Each line below should be quoted exactly, please.

BEGIN RECORD EXCERPTS

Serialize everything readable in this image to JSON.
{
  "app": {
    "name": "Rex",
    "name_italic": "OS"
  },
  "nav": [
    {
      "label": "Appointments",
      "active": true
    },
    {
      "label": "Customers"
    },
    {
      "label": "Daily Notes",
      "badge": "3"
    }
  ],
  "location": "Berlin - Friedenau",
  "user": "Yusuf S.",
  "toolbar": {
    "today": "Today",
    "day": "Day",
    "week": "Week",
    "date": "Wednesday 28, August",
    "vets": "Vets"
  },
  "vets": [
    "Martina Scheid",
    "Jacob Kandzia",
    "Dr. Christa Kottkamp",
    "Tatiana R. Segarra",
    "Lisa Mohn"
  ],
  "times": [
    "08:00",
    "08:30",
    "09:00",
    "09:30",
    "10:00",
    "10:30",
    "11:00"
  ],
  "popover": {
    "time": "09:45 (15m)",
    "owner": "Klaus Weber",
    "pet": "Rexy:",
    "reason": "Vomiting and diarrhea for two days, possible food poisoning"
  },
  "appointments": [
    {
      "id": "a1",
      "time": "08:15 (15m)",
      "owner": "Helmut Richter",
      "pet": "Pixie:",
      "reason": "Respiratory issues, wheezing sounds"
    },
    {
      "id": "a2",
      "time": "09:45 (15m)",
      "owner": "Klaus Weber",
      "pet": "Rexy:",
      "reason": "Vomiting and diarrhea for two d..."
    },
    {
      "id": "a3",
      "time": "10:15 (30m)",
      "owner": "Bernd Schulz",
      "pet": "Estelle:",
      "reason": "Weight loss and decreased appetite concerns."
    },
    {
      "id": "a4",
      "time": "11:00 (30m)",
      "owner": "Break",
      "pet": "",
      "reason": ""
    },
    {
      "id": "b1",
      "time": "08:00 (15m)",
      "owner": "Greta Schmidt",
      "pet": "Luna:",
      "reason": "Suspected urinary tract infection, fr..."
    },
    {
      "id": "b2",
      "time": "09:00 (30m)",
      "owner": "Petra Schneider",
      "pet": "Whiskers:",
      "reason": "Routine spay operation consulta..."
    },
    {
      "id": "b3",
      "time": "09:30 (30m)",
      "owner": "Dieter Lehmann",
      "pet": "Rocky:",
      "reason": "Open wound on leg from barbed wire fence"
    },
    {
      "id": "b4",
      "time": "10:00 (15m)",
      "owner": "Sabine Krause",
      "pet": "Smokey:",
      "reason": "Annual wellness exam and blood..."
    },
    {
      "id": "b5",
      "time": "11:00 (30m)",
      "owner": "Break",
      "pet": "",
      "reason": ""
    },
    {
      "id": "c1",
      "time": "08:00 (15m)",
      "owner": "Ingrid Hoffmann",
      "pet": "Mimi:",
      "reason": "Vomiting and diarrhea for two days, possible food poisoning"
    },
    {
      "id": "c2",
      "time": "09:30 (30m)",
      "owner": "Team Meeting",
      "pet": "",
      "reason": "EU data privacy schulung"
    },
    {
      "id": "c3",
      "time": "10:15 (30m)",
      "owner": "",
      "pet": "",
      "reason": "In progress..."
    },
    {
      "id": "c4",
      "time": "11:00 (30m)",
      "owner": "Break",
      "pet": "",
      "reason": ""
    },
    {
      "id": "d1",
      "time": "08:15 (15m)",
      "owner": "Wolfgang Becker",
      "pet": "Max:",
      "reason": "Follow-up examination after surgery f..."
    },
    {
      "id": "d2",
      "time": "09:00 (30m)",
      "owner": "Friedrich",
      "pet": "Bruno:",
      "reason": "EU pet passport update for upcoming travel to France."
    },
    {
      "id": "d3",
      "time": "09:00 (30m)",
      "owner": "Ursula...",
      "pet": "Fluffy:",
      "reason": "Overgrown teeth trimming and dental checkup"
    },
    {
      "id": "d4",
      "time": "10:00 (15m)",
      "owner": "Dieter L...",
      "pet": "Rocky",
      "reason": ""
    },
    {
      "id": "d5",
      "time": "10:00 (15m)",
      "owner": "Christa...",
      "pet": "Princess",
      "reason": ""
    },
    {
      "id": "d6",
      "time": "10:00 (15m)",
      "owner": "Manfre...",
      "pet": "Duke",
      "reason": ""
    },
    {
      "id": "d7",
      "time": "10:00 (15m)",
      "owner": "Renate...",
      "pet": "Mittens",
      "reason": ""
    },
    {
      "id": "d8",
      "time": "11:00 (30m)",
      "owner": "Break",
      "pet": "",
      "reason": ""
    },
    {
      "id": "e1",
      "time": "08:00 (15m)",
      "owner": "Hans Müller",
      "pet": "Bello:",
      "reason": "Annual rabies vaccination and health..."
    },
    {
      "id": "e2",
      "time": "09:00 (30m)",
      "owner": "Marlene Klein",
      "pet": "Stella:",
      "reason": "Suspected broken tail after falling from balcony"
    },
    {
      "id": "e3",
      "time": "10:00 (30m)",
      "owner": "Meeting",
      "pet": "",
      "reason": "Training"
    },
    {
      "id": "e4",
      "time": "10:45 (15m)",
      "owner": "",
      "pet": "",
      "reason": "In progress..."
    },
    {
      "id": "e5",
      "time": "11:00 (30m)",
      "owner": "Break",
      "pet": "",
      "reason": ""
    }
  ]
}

END RECORD EXCERPTS

[OUTPUT]
Serialize everything readable in this image to JSON.
{
  "app": {
    "name": "Rex",
    "name_italic": "OS"
  },
  "nav": [
    {
      "label": "Appointments",
      "active": true
    },
    {
      "label": "Customers"
    },
    {
      "label": "Daily Notes",
      "badge": "3"
    }
  ],
  "location": "Berlin - Friedenau",
  "user": "Yusuf S.",
  "toolbar": {
    "today": "Today",
    "day": "Day",
    "week": "Week",
    "date": "Wednesday 28, August",
    "vets": "Vets"
  },
  "vets": [
    "Martina Scheid",
    "Jacob Kandzia",
    "Dr. Christa Kottkamp",
    "Tatiana R. Segarra",
    "Lisa Mohn"
  ],
  "times": [
    "08:00",
    "08:30",
    "09:00",
    "09:30",
    "10:00",
    "10:30",
    "11:00"
  ],
  "popover": {
    "time": "09:45 (15m)",
    "owner": "Klaus Weber",
    "pet": "Rexy:",
    "reason": "Vomiting and diarrhea for two days, possible food poisoning"
  },
  "appointments": [
    {
      "id": "a1",
      "time": "08:15 (15m)",
      "owner": "Helmut Richter",
      "pet": "Pixie:",
      "reason": "Respiratory issues, wheezing sounds"
    },
    {
      "id": "a2",
      "time": "09:45 (15m)",
      "owner": "Klaus Weber",
      "pet": "Rexy:",
      "reason": "Vomiting and diarrhea for two d..."
    },
    {
      "id": "a3",
      "time": "10:15 (30m)",
      "owner": "Bernd Schulz",
      "pet": "Estelle:",
      "reason": "Weight loss and decreased appetite concerns."
    },
    {
      "id": "a4",
      "time": "11:00 (30m)",
      "owner": "Break",
      "pet": "",
      "reason": ""
    },
    {
      "id": "b1",
      "time": "08:00 (15m)",
      "owner": "Greta Schmidt",
      "pet": "Luna:",
      "reason": "Suspected urinary tract infection, fr..."
    },
    {
      "id": "b2",
      "time": "09:00 (30m)",
      "owner": "Petra Schneider",
      "pet": "Whiskers:",
      "reason": "Routine spay operation consulta..."
    },
    {
      "id": "b3",
      "time": "09:30 (30m)",
      "owner": "Dieter Lehmann",
      "pet": "Rocky:",
      "reason": "Open wound on leg from barbed wire fence"
    },
    {
      "id": "b4",
      "time": "10:00 (15m)",
      "owner": "Sabine Krause",
      "pet": "Smokey:",
      "reason": "Annual wellness exam and blood..."
    },
    {
      "id": "b5",
      "time": "11:00 (30m)",
      "owner": "Break",
      "pet": "",
      "reason": ""
    },
    {
      "id": "c1",
      "time": "08:00 (15m)",
      "owner": "Ingrid Hoffmann",
      "pet": "Mimi:",
      "reason": "Vomiting and diarrhea for two days, possible food poisoning"
    },
    {
      "id": "c2",
      "time": "09:30 (30m)",
      "owner": "Team Meeting",
      "pet": "",
      "reason": "EU data privacy schulung"
    },
    {
      "id": "c3",
      "time": "10:15 (30m)",
      "owner": "",
      "pet": "",
      "reason": "In progress..."
    },
    {
      "id": "c4",
      "time": "11:00 (30m)",
      "owner": "Break",
      "pet": "",
      "reason": ""
    },
    {
      "id": "d1",
      "time": "08:15 (15m)",
      "owner": "Wolfgang Becker",
      "pet": "Max:",
      "reason": "Follow-up examination after surgery f..."
    },
    {
      "id": "d2",
      "time": "09:00 (30m)",
      "owner": "Friedrich",
      "pet": "Bruno:",
      "reason": "EU pet passport update for upcoming travel to France."
    },
    {
      "id": "d3",
      "time": "09:00 (30m)",
      "owner": "Ursula...",
      "pet": "Fluffy:",
      "reason": "Overgrown teeth trimming and dental checkup"
    },
    {
      "id": "d4",
      "time": "10:00 (15m)",
      "owner": "Dieter L...",
      "pet": "Rocky",
      "reason": ""
    },
    {
      "id": "d5",
      "time": "10:00 (15m)",
      "owner": "Christa...",
      "pet": "Princess",
      "reason": ""
    },
    {
      "id": "d6",
      "time": "10:00 (15m)",
      "owner": "Manfre...",
      "pet": "Duke",
      "reason": ""
    },
    {
      "id": "d7",
      "time": "10:00 (15m)",
      "owner": "Renate...",
      "pet": "Mittens",
      "reason": ""
    },
    {
      "id": "d8",
      "time": "11:00 (30m)",
      "owner": "Break",
      "pet": "",
      "reason": ""
    },
    {
      "id": "e1",
      "time": "08:00 (15m)",
      "owner": "Hans Müller",
      "pet": "Bello:",
      "reason": "Annual rabies vaccination and health..."
    },
    {
      "id": "e2",
      "time": "09:00 (30m)",
      "owner": "Marlene Klein",
      "pet": "Stella:",
      "reason": "Suspected broken tail after falling from balcony"
    },
    {
      "id": "e3",
      "time": "10:00 (30m)",
      "owner": "Meeting",
      "pet": "",
      "reason": "Training"
    },
    {
      "id": "e4",
      "time": "10:45 (15m)",
      "owner": "",
      "pet": "",
      "reason": "In progress..."
    },
    {
      "id": "e5",
      "time": "11:00 (30m)",
      "owner": "Break",
      "pet": "",
      "reason": ""
    }
  ]
}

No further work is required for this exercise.